#### WRITTEN REQUEST
Copy out, character for character, the lines of the listing from the one containing "fib-level-label: 0.786(0.7343) <box>22" through the one containing "price-tick-label: 0.7250 <box>812", including both of those lines.

---+---

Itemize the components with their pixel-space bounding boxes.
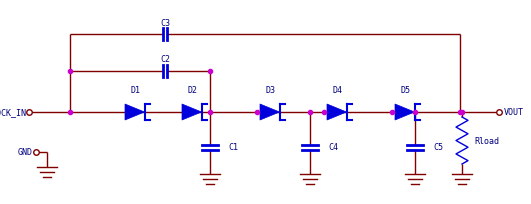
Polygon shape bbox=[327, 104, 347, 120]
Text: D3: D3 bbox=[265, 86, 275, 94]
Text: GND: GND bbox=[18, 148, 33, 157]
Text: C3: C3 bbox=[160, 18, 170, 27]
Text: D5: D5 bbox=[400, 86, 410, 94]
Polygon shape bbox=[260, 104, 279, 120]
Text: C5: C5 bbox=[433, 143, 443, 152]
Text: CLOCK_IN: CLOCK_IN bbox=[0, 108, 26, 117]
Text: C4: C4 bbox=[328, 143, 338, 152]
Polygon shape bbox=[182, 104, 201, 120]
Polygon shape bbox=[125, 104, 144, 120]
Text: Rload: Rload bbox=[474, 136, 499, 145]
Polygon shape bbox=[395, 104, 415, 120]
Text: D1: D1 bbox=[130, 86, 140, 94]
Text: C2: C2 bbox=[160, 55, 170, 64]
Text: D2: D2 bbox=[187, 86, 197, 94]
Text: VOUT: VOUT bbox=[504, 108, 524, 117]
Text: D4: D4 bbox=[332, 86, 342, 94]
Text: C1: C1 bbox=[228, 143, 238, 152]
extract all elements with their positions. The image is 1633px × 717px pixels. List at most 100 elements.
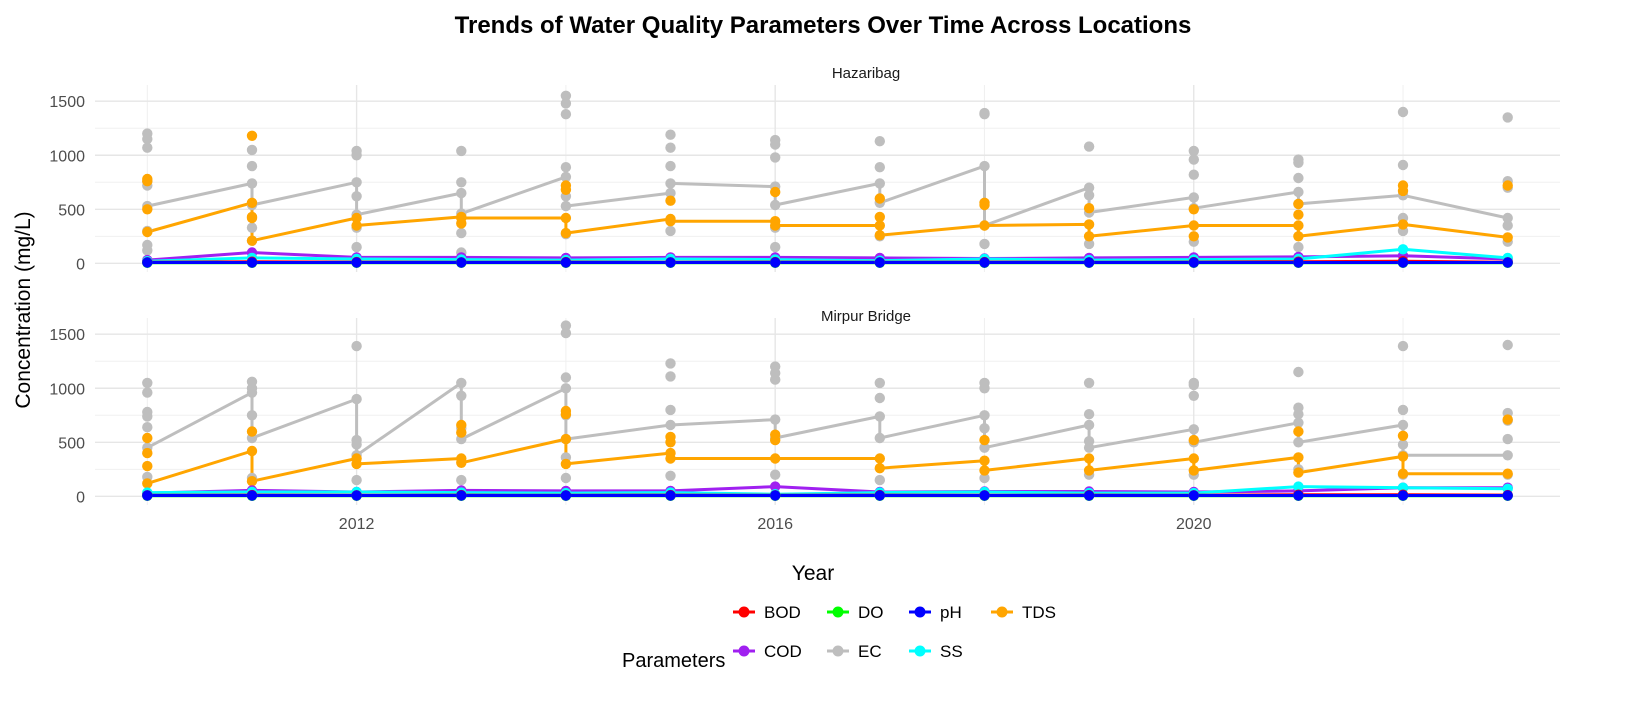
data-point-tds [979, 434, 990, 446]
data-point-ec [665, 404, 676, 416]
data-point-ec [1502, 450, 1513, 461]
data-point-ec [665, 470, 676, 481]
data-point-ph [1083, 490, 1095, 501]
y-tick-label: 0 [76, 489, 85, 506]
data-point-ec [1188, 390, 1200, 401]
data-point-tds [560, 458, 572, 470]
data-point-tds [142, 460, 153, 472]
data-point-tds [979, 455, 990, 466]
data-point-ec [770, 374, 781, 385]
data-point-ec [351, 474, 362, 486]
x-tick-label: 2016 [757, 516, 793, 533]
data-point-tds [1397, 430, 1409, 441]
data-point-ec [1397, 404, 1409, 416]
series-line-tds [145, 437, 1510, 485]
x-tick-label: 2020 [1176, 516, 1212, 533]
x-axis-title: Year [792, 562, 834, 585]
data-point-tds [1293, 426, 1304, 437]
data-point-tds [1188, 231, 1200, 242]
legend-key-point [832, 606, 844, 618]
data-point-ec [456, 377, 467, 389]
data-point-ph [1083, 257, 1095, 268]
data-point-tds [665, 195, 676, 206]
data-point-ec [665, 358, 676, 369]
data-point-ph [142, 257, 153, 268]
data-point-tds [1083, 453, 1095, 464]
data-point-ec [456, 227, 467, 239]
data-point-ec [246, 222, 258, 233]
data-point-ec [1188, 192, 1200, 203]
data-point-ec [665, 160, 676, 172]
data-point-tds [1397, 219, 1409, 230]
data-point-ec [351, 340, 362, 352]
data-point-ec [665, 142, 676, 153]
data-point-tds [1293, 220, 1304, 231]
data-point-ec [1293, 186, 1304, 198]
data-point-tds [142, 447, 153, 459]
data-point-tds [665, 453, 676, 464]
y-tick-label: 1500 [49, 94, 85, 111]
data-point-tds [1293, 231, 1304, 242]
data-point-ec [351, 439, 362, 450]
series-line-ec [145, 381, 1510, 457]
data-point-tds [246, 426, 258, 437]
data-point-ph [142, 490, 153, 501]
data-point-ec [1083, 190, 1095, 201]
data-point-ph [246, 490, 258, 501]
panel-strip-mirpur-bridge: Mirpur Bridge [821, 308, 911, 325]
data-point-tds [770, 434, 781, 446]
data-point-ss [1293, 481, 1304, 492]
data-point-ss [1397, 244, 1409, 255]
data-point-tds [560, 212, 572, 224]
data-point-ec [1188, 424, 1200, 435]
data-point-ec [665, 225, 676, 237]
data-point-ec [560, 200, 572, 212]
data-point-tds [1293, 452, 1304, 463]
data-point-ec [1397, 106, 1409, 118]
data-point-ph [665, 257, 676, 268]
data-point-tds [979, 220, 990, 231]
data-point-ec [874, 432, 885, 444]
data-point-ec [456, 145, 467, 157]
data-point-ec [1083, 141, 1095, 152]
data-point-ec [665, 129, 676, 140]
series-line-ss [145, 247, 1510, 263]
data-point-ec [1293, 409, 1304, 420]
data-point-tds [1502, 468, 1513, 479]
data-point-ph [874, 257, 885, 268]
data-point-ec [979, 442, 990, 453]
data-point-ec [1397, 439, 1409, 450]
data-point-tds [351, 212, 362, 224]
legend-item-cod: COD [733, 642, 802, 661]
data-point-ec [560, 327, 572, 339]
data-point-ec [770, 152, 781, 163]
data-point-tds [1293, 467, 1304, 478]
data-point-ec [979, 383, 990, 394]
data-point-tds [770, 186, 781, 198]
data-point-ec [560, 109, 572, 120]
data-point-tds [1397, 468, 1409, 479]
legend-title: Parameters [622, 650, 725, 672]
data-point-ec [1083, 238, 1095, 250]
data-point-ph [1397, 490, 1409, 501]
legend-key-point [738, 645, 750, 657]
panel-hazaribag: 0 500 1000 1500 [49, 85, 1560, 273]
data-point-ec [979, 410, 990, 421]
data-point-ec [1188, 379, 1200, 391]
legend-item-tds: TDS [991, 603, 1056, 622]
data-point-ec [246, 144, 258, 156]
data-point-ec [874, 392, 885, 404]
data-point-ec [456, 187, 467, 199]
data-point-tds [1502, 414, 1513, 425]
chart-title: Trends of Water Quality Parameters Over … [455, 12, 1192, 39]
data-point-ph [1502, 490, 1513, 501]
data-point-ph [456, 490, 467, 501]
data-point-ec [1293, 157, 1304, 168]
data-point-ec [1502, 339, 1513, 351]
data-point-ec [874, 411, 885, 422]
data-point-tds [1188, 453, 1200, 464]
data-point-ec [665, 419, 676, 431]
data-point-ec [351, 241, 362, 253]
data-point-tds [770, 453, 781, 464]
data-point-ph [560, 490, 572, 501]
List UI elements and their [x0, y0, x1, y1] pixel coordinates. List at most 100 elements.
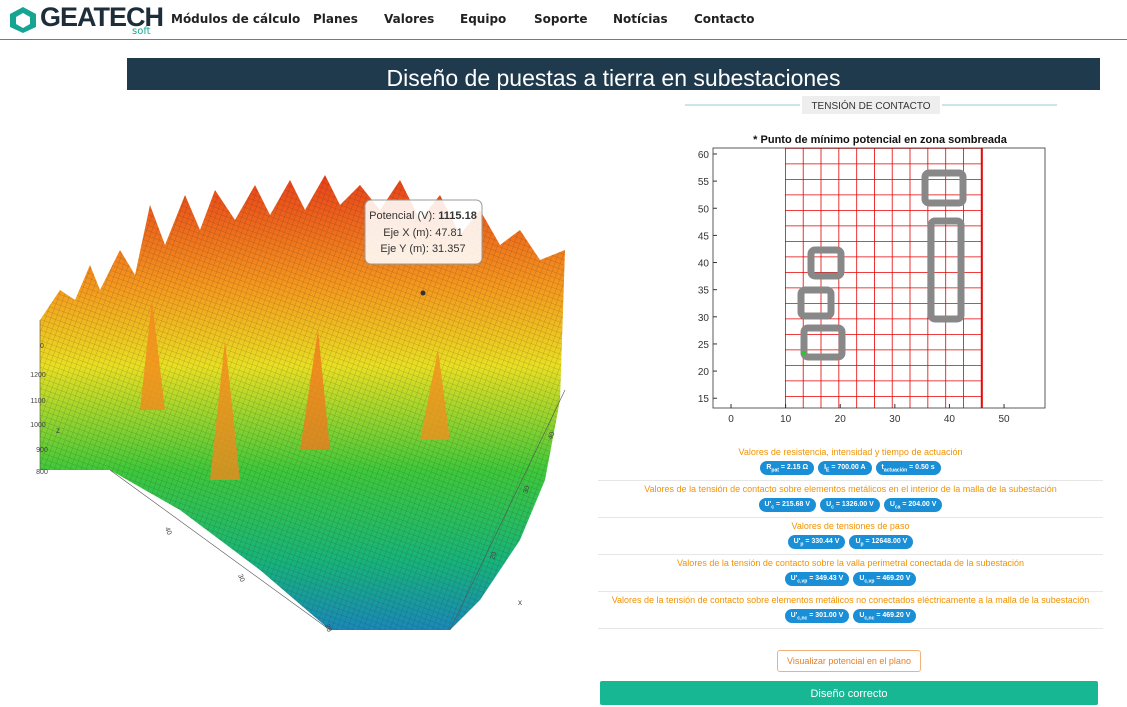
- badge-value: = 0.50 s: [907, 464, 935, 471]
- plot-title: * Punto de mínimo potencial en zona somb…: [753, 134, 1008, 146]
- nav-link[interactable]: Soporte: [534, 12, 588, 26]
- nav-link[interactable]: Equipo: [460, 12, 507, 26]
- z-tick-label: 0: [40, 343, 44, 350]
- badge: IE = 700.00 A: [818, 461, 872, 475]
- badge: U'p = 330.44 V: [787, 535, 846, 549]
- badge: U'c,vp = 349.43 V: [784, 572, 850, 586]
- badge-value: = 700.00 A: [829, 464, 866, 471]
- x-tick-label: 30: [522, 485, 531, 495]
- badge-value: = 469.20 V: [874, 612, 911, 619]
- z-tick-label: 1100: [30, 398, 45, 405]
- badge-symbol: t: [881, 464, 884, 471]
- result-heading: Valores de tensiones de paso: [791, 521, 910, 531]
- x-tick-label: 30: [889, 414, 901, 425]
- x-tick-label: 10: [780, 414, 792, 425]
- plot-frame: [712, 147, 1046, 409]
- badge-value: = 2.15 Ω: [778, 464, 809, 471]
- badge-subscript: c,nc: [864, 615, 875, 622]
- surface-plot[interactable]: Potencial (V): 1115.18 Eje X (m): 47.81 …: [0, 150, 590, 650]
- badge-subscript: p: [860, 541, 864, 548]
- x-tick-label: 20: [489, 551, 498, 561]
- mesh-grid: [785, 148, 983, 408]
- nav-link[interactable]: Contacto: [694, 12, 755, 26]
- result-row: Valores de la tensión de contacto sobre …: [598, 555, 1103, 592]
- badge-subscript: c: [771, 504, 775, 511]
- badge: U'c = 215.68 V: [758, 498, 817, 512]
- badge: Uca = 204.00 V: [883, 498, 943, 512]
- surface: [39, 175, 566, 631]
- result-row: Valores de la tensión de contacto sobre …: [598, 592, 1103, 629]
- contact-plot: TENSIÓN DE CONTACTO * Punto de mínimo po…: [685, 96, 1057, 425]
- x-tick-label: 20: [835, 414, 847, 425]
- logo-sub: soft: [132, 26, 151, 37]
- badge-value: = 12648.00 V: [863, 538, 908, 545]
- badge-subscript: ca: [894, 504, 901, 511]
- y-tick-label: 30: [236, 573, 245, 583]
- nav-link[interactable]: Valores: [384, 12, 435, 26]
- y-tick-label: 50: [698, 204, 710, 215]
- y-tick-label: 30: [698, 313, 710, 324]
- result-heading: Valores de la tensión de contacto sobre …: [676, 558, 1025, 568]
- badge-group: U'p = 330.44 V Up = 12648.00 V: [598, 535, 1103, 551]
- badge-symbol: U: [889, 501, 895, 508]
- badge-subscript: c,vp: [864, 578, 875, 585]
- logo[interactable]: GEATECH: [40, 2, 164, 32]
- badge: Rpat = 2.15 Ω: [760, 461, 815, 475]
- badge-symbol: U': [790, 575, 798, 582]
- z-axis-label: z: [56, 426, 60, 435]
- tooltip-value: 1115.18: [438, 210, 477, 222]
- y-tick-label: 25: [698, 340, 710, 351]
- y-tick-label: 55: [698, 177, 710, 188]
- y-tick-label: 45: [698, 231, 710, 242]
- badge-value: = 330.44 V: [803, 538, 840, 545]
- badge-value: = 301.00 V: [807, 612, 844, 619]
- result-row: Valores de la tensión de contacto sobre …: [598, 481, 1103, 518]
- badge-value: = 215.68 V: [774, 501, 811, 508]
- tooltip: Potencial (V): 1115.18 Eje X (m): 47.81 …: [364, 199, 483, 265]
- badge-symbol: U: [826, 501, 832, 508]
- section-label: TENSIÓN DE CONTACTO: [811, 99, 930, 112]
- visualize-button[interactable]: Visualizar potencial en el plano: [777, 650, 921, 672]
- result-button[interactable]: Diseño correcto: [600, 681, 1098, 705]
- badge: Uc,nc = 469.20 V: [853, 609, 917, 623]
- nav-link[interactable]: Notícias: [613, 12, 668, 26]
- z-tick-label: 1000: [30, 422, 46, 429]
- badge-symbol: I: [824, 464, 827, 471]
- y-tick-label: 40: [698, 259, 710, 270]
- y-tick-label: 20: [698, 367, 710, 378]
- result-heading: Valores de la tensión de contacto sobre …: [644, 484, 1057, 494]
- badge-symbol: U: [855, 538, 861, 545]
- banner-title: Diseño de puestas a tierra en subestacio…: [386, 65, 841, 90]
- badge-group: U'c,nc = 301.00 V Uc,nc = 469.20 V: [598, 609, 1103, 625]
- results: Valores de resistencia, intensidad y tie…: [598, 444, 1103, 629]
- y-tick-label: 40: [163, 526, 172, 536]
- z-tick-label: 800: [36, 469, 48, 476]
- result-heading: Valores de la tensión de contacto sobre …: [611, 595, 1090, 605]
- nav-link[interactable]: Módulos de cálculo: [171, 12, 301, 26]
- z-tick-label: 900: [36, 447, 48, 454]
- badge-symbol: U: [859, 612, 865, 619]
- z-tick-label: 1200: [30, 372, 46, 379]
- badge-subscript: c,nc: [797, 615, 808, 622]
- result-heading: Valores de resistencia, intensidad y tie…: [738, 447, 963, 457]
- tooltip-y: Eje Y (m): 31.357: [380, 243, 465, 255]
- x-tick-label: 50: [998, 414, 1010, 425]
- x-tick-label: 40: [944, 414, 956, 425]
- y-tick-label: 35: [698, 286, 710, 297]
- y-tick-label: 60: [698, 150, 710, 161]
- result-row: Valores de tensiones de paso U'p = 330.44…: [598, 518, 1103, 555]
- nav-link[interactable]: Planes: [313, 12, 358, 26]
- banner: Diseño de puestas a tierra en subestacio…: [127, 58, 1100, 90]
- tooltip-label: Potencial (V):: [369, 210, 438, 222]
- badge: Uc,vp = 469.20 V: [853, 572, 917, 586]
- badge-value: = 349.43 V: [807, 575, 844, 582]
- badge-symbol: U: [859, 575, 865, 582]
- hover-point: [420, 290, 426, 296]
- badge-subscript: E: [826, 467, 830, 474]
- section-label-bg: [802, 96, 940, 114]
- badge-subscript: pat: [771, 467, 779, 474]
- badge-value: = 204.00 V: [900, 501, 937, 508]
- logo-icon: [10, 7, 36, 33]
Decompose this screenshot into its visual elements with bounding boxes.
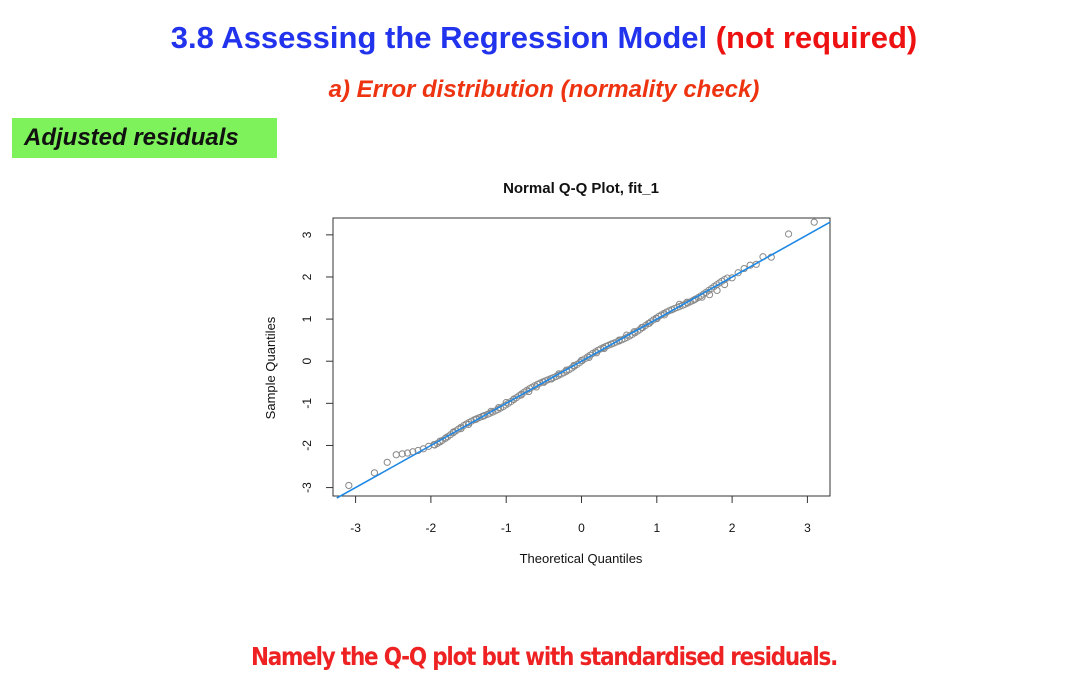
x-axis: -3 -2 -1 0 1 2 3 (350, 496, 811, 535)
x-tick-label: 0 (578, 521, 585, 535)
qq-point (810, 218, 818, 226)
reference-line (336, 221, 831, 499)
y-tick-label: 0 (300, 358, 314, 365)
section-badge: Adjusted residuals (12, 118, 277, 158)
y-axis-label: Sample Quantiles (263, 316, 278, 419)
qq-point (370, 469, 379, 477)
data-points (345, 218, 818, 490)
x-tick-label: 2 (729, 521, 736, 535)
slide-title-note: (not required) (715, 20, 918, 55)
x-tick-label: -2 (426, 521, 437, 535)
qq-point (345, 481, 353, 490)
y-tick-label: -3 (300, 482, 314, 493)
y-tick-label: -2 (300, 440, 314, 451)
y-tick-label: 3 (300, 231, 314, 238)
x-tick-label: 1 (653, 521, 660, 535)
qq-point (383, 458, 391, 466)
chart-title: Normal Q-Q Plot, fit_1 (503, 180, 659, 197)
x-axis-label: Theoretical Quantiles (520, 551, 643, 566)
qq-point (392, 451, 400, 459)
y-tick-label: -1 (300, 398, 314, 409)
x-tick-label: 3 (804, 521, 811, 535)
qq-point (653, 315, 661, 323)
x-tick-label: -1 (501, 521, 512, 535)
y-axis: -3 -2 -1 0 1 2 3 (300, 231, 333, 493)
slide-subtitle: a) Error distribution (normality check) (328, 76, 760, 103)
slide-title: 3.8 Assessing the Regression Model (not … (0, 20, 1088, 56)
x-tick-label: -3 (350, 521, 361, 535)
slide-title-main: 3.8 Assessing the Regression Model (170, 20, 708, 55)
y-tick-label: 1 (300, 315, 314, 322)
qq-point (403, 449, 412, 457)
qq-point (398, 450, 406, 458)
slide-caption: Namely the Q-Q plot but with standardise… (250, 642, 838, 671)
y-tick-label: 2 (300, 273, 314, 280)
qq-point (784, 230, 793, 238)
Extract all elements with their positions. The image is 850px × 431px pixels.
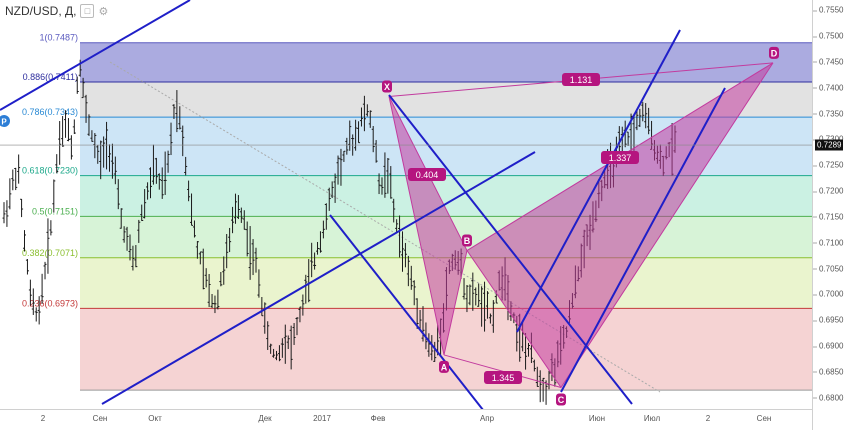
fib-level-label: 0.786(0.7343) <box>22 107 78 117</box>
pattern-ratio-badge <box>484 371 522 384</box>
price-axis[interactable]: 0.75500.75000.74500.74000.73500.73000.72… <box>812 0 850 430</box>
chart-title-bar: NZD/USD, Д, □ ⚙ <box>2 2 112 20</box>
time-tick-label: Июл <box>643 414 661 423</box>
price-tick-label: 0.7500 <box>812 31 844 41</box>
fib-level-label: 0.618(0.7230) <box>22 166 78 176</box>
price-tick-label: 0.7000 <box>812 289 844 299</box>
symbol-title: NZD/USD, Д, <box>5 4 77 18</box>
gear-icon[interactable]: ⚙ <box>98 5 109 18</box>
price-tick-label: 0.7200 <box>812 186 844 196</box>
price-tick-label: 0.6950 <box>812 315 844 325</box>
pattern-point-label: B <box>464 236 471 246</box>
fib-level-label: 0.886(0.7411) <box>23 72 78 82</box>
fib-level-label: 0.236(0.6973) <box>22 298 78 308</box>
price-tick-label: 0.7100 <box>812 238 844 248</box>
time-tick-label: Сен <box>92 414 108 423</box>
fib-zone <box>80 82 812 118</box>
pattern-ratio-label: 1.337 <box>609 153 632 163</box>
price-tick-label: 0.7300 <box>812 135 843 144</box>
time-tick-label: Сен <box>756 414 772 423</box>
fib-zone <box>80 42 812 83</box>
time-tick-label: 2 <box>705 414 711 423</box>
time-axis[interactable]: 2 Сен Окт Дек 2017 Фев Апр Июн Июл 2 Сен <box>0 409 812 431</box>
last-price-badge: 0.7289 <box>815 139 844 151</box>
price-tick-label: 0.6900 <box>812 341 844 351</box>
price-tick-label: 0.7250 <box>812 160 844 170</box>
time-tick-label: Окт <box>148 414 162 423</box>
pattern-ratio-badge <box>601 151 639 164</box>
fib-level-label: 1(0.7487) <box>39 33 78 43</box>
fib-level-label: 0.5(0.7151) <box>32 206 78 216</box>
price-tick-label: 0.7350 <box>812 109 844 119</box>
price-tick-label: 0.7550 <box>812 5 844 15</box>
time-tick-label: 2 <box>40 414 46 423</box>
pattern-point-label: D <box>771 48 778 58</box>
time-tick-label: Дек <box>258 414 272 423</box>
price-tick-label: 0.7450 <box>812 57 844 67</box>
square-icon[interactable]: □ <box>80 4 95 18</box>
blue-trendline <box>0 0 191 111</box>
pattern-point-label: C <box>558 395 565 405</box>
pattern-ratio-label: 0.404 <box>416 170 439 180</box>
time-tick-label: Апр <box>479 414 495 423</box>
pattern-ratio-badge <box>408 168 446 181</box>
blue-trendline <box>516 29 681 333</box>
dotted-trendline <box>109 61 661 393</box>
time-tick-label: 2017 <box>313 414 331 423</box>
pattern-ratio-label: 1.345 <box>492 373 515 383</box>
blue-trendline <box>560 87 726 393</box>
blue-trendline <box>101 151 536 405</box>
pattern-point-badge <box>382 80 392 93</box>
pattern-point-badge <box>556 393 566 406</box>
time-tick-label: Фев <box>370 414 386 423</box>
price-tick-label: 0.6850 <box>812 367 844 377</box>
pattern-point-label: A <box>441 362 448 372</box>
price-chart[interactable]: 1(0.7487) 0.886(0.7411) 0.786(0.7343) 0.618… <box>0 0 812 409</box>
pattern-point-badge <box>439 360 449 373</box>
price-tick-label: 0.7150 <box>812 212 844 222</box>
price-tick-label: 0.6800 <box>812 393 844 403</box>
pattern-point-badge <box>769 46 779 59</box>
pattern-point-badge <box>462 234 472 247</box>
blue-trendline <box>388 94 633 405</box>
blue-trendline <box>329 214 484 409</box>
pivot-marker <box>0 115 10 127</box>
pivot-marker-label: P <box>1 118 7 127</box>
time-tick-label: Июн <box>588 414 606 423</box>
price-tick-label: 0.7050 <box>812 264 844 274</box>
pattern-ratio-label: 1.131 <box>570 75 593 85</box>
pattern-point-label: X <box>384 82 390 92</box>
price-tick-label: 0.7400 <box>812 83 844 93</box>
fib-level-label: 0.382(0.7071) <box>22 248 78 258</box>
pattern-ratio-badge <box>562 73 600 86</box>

---+---

#### ANSWER FOR THIS EXERCISE
fib-level-label: 0.786(0.7343) <box>22 107 78 117</box>
pattern-ratio-badge <box>484 371 522 384</box>
price-axis[interactable]: 0.75500.75000.74500.74000.73500.73000.72… <box>812 0 850 430</box>
chart-title-bar: NZD/USD, Д, □ ⚙ <box>2 2 112 20</box>
time-tick-label: Июл <box>643 414 661 423</box>
price-tick-label: 0.7500 <box>812 31 844 41</box>
fib-level-label: 0.618(0.7230) <box>22 166 78 176</box>
price-tick-label: 0.7000 <box>812 289 844 299</box>
symbol-title: NZD/USD, Д, <box>5 4 77 18</box>
gear-icon[interactable]: ⚙ <box>98 5 109 18</box>
price-tick-label: 0.7200 <box>812 186 844 196</box>
price-tick-label: 0.6950 <box>812 315 844 325</box>
pattern-point-label: B <box>464 236 471 246</box>
fib-level-label: 0.886(0.7411) <box>23 72 78 82</box>
fib-level-label: 0.236(0.6973) <box>22 298 78 308</box>
price-tick-label: 0.7100 <box>812 238 844 248</box>
time-tick-label: Сен <box>92 414 108 423</box>
fib-zone <box>80 82 812 118</box>
pattern-ratio-label: 1.337 <box>609 153 632 163</box>
price-tick-label: 0.7300 <box>812 135 843 144</box>
time-tick-label: Сен <box>756 414 772 423</box>
fib-zone <box>80 42 812 83</box>
time-tick-label: 2 <box>705 414 711 423</box>
time-axis[interactable]: 2 Сен Окт Дек 2017 Фев Апр Июн Июл 2 Сен <box>0 409 812 431</box>
last-price-badge: 0.7289 <box>815 139 844 151</box>
price-tick-label: 0.6900 <box>812 341 844 351</box>
price-tick-label: 0.7250 <box>812 160 844 170</box>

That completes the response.